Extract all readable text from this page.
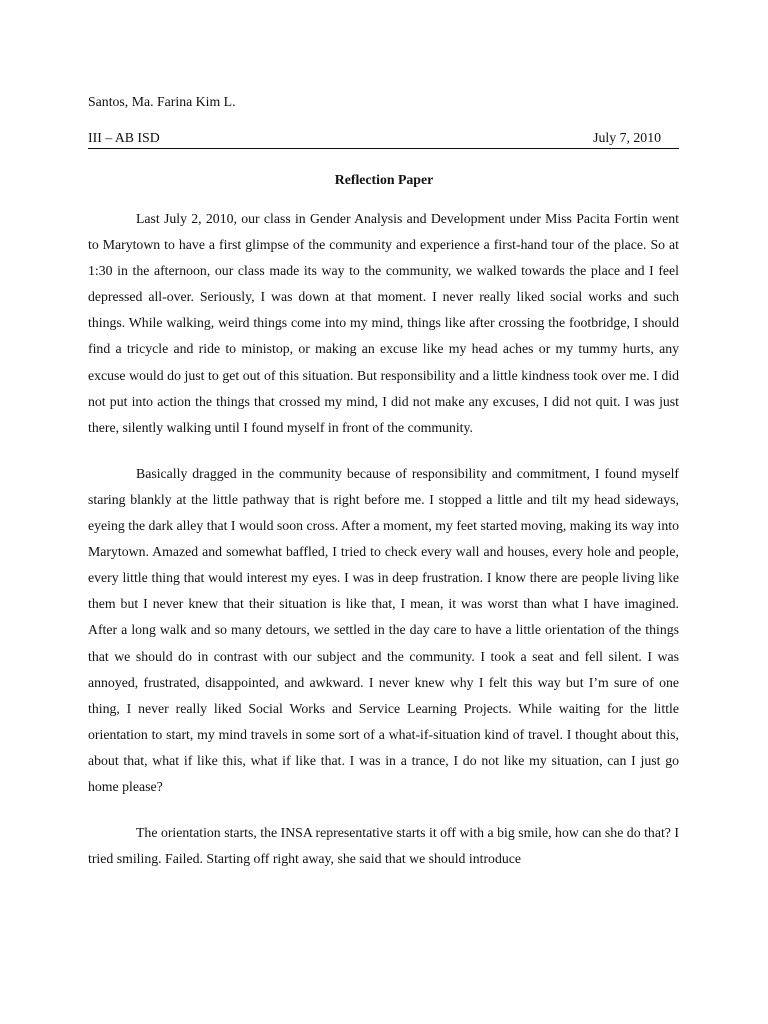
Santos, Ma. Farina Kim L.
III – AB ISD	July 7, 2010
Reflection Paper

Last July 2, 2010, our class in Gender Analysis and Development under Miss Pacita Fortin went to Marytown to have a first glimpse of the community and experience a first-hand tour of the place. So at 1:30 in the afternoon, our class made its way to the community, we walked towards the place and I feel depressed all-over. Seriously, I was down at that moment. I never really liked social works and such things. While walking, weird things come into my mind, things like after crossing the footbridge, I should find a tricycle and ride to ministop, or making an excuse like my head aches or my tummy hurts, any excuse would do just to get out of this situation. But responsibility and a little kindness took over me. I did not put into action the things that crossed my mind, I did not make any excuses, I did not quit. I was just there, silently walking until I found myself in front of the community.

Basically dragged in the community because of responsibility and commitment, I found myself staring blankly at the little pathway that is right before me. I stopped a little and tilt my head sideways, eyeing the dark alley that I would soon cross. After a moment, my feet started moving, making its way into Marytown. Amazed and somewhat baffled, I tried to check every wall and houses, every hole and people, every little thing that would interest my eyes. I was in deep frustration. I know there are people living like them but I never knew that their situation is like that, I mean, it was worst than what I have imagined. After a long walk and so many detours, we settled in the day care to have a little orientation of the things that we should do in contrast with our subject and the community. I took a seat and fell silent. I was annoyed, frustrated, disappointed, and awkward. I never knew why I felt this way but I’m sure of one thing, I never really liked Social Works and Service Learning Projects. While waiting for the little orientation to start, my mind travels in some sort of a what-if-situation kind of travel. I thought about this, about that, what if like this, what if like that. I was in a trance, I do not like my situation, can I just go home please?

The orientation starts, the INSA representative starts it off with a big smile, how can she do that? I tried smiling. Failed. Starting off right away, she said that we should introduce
-- -- --
— WRITTEN PROBLEM —
Report how many lines in the data contain the word "July", with no words besides the number.

— COMPLETED TASK —
2